---- RAW RECORDS
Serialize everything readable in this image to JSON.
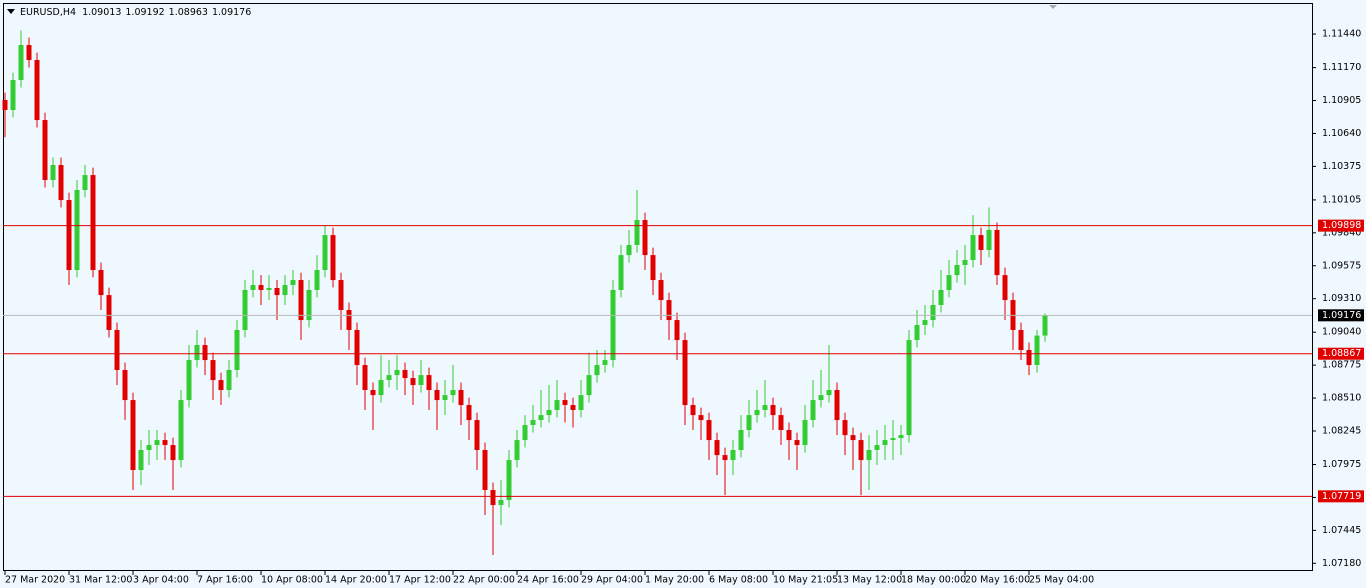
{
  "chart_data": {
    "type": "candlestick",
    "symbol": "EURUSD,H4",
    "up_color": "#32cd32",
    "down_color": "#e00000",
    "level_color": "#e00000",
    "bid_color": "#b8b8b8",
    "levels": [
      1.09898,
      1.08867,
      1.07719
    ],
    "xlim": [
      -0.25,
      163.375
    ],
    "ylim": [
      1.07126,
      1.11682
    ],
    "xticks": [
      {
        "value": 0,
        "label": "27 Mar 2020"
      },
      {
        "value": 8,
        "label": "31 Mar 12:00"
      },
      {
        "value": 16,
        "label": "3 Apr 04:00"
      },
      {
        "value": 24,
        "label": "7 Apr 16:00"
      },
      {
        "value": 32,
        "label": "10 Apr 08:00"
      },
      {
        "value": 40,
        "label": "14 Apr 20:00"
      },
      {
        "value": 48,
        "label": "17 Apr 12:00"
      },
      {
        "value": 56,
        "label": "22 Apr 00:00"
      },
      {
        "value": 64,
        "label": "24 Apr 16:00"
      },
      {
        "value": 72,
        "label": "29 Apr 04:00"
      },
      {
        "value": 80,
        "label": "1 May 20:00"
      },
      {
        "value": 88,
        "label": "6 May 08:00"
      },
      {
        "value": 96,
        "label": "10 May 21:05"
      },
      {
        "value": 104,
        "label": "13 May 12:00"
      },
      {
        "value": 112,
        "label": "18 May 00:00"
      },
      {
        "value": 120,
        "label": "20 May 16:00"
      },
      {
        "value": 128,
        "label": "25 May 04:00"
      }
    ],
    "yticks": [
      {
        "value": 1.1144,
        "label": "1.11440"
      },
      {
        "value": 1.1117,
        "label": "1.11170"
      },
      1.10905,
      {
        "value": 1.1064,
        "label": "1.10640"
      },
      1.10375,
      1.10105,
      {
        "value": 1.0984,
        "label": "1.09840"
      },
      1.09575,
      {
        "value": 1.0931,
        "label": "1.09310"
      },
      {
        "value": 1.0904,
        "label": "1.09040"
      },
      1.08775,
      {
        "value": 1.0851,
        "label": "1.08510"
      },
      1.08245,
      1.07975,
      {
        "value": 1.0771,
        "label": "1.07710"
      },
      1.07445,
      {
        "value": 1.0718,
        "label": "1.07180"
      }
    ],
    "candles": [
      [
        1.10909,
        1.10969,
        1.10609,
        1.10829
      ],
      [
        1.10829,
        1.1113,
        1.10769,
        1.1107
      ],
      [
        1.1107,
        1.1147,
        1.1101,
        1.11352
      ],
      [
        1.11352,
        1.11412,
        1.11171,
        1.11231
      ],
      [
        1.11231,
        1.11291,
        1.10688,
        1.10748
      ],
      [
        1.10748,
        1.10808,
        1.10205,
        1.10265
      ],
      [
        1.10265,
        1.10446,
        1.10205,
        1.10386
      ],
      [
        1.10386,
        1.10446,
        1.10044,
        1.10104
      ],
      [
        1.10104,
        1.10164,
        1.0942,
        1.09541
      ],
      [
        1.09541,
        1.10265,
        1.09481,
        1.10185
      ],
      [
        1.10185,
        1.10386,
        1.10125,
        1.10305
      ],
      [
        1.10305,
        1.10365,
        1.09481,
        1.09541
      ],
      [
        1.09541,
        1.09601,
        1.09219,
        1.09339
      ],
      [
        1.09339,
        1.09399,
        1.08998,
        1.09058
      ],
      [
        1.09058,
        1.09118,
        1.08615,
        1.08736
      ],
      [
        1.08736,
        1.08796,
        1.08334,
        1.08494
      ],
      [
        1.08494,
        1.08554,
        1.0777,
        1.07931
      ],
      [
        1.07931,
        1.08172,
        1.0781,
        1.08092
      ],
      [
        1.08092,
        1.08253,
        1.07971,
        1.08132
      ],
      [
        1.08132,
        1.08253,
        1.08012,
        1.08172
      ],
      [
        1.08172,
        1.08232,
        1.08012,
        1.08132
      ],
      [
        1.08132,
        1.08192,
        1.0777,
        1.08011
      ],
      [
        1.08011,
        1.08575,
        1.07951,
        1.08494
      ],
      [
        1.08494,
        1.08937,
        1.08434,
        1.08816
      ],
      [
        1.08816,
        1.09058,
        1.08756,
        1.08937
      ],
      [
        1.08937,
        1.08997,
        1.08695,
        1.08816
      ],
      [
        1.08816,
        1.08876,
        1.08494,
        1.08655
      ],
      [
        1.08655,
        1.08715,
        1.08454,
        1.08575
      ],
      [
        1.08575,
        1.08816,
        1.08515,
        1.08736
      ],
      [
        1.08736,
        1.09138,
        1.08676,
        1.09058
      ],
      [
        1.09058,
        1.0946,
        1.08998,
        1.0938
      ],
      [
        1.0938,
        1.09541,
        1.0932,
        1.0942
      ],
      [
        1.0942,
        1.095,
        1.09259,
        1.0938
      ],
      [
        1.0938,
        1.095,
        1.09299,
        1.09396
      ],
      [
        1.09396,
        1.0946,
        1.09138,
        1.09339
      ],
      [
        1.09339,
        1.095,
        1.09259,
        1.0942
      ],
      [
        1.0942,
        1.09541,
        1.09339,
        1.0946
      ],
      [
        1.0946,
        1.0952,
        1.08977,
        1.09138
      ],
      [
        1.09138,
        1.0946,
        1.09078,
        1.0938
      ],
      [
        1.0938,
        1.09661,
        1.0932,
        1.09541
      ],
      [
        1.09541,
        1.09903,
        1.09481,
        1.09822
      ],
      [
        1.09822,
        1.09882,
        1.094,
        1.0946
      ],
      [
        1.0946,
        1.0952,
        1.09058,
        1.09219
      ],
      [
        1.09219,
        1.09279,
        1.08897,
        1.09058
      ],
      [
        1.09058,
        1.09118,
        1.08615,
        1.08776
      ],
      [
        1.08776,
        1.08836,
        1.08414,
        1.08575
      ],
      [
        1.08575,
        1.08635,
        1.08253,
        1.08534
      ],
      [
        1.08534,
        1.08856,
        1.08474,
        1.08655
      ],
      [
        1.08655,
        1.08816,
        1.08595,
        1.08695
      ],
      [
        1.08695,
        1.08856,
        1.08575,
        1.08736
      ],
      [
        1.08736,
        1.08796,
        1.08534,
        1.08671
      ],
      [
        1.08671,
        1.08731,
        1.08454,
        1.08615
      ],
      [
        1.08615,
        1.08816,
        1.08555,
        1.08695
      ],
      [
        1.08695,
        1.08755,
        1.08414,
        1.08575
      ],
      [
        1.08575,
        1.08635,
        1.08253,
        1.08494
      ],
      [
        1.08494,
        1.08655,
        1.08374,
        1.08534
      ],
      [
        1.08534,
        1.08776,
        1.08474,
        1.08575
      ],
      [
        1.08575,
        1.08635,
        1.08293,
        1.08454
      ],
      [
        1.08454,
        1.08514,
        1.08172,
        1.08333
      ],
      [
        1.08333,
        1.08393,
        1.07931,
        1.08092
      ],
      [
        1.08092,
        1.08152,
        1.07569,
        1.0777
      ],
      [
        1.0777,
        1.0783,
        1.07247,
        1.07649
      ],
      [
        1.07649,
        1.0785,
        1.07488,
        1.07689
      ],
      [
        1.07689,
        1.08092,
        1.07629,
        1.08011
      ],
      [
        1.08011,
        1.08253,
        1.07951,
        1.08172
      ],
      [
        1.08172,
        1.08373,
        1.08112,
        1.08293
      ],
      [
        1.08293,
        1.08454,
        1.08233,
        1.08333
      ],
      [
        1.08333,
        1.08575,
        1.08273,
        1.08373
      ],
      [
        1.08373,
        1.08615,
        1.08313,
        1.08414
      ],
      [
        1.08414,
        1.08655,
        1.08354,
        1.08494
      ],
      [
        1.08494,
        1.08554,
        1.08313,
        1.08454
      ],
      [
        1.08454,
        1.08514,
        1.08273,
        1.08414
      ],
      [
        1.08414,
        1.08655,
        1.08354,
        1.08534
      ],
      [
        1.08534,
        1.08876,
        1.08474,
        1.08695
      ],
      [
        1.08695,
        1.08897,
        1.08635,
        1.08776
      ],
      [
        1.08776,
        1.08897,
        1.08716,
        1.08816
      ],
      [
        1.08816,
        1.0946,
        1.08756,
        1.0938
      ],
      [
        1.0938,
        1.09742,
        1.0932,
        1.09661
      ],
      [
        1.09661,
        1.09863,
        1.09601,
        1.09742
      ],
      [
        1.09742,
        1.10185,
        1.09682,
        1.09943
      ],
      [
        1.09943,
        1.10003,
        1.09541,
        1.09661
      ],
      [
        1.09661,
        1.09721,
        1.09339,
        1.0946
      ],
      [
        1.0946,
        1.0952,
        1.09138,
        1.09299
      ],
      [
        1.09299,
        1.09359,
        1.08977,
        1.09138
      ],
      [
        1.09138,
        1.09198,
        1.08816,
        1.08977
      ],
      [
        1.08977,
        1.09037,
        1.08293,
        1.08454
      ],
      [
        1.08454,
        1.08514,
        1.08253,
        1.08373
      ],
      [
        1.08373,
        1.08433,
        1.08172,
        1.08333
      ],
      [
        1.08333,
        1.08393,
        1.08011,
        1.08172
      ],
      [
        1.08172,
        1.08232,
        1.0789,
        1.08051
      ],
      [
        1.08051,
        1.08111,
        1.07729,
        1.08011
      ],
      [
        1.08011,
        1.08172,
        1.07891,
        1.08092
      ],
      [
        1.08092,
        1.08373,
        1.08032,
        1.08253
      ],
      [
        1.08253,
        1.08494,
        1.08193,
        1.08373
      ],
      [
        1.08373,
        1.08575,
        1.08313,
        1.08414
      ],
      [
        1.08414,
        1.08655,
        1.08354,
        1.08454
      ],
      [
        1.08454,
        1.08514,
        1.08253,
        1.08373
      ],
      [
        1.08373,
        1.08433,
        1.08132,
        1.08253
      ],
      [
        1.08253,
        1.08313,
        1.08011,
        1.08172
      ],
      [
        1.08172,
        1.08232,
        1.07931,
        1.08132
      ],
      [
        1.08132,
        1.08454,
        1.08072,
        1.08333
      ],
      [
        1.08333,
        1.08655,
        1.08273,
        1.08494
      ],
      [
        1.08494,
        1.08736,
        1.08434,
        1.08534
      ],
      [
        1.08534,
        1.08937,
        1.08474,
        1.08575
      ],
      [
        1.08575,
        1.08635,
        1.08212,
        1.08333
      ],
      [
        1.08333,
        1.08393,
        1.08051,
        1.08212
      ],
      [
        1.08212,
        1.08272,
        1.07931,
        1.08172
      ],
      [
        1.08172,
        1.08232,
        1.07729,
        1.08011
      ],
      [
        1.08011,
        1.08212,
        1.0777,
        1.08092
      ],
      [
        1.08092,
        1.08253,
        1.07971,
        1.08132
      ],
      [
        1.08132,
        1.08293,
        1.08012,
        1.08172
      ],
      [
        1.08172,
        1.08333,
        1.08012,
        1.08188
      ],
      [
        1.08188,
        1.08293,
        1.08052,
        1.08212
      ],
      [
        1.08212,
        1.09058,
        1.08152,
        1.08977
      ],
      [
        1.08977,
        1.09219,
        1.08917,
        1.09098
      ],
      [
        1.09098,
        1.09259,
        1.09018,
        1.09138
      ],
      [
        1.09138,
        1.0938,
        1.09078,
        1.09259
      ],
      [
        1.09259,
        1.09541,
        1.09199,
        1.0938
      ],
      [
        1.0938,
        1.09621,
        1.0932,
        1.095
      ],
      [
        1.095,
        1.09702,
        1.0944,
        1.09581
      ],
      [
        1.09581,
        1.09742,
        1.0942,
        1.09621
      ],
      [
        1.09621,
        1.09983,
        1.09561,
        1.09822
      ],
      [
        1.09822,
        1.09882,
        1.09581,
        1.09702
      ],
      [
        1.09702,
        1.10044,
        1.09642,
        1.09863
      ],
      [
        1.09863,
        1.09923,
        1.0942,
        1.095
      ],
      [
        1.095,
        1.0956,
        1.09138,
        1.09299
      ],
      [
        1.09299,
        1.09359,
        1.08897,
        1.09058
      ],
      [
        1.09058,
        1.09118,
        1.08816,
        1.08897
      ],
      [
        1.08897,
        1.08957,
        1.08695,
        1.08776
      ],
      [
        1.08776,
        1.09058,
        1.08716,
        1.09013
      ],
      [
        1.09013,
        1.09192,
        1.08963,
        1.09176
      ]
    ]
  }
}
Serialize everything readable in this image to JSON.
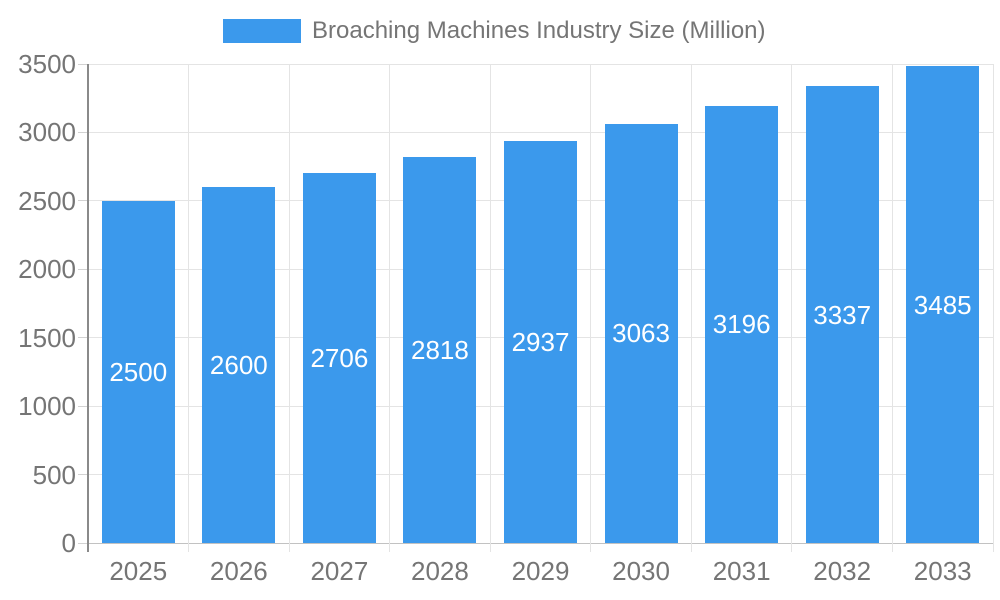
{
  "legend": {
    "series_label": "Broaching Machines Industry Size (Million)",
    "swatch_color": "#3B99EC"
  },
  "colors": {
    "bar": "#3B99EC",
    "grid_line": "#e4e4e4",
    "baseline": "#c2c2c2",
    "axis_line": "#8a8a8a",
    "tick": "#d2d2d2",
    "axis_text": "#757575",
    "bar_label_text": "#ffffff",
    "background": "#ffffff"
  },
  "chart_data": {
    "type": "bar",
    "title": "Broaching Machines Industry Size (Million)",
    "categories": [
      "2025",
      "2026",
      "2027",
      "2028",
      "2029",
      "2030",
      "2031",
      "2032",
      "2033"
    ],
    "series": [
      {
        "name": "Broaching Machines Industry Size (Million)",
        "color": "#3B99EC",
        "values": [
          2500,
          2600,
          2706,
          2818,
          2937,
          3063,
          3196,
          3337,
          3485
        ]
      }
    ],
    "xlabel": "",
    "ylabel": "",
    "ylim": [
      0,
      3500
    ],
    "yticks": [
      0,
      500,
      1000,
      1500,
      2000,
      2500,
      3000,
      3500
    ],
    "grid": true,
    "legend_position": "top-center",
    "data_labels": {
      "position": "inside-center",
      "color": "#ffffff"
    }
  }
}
--------
STATED PROBLEM: Copy out each line of the listing that holds "Size".

RESPONSE TO THIS TASK:
    "series_label": "Broaching Machines Industry Size (Million)",
    "title": "Broaching Machines Industry Size (Million)",
        "name": "Broaching Machines Industry Size (Million)",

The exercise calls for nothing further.